Your goal: All of the material below is to be repeated exactly.

Dataset content:
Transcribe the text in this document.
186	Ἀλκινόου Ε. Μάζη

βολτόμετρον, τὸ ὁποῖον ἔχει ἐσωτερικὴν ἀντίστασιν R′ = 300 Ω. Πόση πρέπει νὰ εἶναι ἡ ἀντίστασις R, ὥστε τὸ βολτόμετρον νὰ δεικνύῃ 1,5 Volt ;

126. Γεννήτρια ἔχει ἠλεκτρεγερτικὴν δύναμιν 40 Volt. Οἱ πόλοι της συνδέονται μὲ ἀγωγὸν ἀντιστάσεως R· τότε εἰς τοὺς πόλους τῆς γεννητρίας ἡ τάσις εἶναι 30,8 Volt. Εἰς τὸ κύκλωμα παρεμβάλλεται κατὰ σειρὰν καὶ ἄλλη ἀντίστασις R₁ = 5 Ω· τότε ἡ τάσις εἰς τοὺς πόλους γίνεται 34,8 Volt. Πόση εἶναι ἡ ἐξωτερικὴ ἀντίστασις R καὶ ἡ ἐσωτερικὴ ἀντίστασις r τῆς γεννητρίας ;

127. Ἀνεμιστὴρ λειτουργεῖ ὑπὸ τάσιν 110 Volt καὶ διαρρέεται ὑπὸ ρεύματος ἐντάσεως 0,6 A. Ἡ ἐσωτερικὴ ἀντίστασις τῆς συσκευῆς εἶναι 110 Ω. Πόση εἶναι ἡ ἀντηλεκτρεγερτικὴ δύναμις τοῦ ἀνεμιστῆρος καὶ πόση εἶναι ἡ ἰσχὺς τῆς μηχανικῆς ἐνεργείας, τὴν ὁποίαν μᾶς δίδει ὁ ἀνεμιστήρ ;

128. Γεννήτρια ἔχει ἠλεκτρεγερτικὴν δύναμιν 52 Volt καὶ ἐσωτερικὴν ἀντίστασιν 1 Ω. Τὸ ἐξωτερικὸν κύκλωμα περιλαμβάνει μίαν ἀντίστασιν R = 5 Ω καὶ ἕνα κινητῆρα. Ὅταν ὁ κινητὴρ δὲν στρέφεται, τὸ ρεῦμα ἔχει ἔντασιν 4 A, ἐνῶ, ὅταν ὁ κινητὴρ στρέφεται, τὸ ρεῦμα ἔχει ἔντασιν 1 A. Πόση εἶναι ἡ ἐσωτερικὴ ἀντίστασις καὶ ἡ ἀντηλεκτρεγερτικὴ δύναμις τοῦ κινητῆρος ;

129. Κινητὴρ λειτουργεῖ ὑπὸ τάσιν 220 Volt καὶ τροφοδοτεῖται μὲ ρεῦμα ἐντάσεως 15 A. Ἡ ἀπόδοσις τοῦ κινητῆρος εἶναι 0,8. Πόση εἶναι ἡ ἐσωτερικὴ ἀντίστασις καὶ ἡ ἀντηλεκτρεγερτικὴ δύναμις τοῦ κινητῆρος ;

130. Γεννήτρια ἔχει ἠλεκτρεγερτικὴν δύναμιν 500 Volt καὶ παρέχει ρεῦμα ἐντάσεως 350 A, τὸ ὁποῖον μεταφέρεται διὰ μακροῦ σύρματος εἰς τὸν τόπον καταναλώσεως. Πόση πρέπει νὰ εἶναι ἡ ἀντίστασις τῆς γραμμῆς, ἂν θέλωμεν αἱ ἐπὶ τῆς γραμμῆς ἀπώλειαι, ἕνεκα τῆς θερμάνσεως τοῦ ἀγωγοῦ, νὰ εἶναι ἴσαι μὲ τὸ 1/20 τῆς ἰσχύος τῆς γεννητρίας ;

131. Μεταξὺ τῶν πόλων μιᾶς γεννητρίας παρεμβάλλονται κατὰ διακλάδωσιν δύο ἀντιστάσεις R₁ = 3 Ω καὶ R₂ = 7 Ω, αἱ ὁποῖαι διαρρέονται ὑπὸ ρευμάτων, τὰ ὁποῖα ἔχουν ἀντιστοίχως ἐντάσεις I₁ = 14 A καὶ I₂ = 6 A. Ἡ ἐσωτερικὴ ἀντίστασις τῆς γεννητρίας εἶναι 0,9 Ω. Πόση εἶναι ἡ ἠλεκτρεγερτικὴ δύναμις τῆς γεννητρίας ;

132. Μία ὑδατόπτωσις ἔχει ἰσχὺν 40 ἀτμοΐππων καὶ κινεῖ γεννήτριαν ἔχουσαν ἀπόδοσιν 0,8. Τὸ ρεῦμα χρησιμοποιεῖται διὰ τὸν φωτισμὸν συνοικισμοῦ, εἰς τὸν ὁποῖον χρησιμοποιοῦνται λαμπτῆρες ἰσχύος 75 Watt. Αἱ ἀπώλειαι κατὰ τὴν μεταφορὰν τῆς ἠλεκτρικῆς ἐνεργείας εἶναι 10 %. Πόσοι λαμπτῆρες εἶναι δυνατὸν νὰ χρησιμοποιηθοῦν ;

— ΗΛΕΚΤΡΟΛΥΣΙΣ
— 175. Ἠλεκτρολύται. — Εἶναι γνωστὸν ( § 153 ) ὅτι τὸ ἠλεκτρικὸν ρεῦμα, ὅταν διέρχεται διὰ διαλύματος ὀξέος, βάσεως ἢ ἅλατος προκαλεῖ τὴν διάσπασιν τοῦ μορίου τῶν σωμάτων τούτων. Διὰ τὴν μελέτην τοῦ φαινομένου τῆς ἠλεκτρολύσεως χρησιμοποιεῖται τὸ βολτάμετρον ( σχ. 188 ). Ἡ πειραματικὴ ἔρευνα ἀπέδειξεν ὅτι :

Full solution:
Transcribe the text in this document.
186	Ἀλκινόου Ε. Μάζη

βολτόμετρον, τὸ ὁποῖον ἔχει ἐσωτερικὴν ἀντίστασιν R′ = 300 Ω. Πόση πρέπει νὰ εἶναι ἡ ἀντίστασις R, ὥστε τὸ βολτόμετρον νὰ δεικνύῃ 1,5 Volt ;

126. Γεννήτρια ἔχει ἠλεκτρεγερτικὴν δύναμιν 40 Volt. Οἱ πόλοι της συνδέονται μὲ ἀγωγὸν ἀντιστάσεως R· τότε εἰς τοὺς πόλους τῆς γεννητρίας ἡ τάσις εἶναι 30,8 Volt. Εἰς τὸ κύκλωμα παρεμβάλλεται κατὰ σειρὰν καὶ ἄλλη ἀντίστασις R₁ = 5 Ω· τότε ἡ τάσις εἰς τοὺς πόλους γίνεται 34,8 Volt. Πόση εἶναι ἡ ἐξωτερικὴ ἀντίστασις R καὶ ἡ ἐσωτερικὴ ἀντίστασις r τῆς γεννητρίας ;

127. Ἀνεμιστὴρ λειτουργεῖ ὑπὸ τάσιν 110 Volt καὶ διαρρέεται ὑπὸ ρεύματος ἐντάσεως 0,6 A. Ἡ ἐσωτερικὴ ἀντίστασις τῆς συσκευῆς εἶναι 110 Ω. Πόση εἶναι ἡ ἀντηλεκτρεγερτικὴ δύναμις τοῦ ἀνεμιστῆρος καὶ πόση εἶναι ἡ ἰσχὺς τῆς μηχανικῆς ἐνεργείας, τὴν ὁποίαν μᾶς δίδει ὁ ἀνεμιστήρ ;

128. Γεννήτρια ἔχει ἠλεκτρεγερτικὴν δύναμιν 52 Volt καὶ ἐσωτερικὴν ἀντίστασιν 1 Ω. Τὸ ἐξωτερικὸν κύκλωμα περιλαμβάνει μίαν ἀντίστασιν R = 5 Ω καὶ ἕνα κινητῆρα. Ὅταν ὁ κινητὴρ δὲν στρέφεται, τὸ ρεῦμα ἔχει ἔντασιν 4 A, ἐνῶ, ὅταν ὁ κινητὴρ στρέφεται, τὸ ρεῦμα ἔχει ἔντασιν 1 A. Πόση εἶναι ἡ ἐσωτερικὴ ἀντίστασις καὶ ἡ ἀντηλεκτρεγερτικὴ δύναμις τοῦ κινητῆρος ;

129. Κινητὴρ λειτουργεῖ ὑπὸ τάσιν 220 Volt καὶ τροφοδοτεῖται μὲ ρεῦμα ἐντάσεως 15 A. Ἡ ἀπόδοσις τοῦ κινητῆρος εἶναι 0,8. Πόση εἶναι ἡ ἐσωτερικὴ ἀντίστασις καὶ ἡ ἀντηλεκτρεγερτικὴ δύναμις τοῦ κινητῆρος ;

130. Γεννήτρια ἔχει ἠλεκτρεγερτικὴν δύναμιν 500 Volt καὶ παρέχει ρεῦμα ἐντάσεως 350 A, τὸ ὁποῖον μεταφέρεται διὰ μακροῦ σύρματος εἰς τὸν τόπον καταναλώσεως. Πόση πρέπει νὰ εἶναι ἡ ἀντίστασις τῆς γραμμῆς, ἂν θέλωμεν αἱ ἐπὶ τῆς γραμμῆς ἀπώλειαι, ἕνεκα τῆς θερμάνσεως τοῦ ἀγωγοῦ, νὰ εἶναι ἴσαι μὲ τὸ 1/20 τῆς ἰσχύος τῆς γεννητρίας ;

131. Μεταξὺ τῶν πόλων μιᾶς γεννητρίας παρεμβάλλονται κατὰ διακλάδωσιν δύο ἀντιστάσεις R₁ = 3 Ω καὶ R₂ = 7 Ω, αἱ ὁποῖαι διαρρέονται ὑπὸ ρευμάτων, τὰ ὁποῖα ἔχουν ἀντιστοίχως ἐντάσεις I₁ = 14 A καὶ I₂ = 6 A. Ἡ ἐσωτερικὴ ἀντίστασις τῆς γεννητρίας εἶναι 0,9 Ω. Πόση εἶναι ἡ ἠλεκτρεγερτικὴ δύναμις τῆς γεννητρίας ;

132. Μία ὑδατόπτωσις ἔχει ἰσχὺν 40 ἀτμοΐππων καὶ κινεῖ γεννήτριαν ἔχουσαν ἀπόδοσιν 0,8. Τὸ ρεῦμα χρησιμοποιεῖται διὰ τὸν φωτισμὸν συνοικισμοῦ, εἰς τὸν ὁποῖον χρησιμοποιοῦνται λαμπτῆρες ἰσχύος 75 Watt. Αἱ ἀπώλειαι κατὰ τὴν μεταφορὰν τῆς ἠλεκτρικῆς ἐνεργείας εἶναι 10 %. Πόσοι λαμπτῆρες εἶναι δυνατὸν νὰ χρησιμοποιηθοῦν ;

— ΗΛΕΚΤΡΟΛΥΣΙΣ
— 175. Ἠλεκτρολύται. — Εἶναι γνωστὸν ( § 153 ) ὅτι τὸ ἠλεκτρικὸν ρεῦμα, ὅταν διέρχεται διὰ διαλύματος ὀξέος, βάσεως ἢ ἅλατος προκαλεῖ τὴν διάσπασιν τοῦ μορίου τῶν σωμάτων τούτων. Διὰ τὴν μελέτην τοῦ φαινομένου τῆς ἠλεκτρολύσεως χρησιμοποιεῖται τὸ βολτάμετρον ( σχ. 188 ). Ἡ πειραματικὴ ἔρευνα ἀπέδειξεν ὅτι :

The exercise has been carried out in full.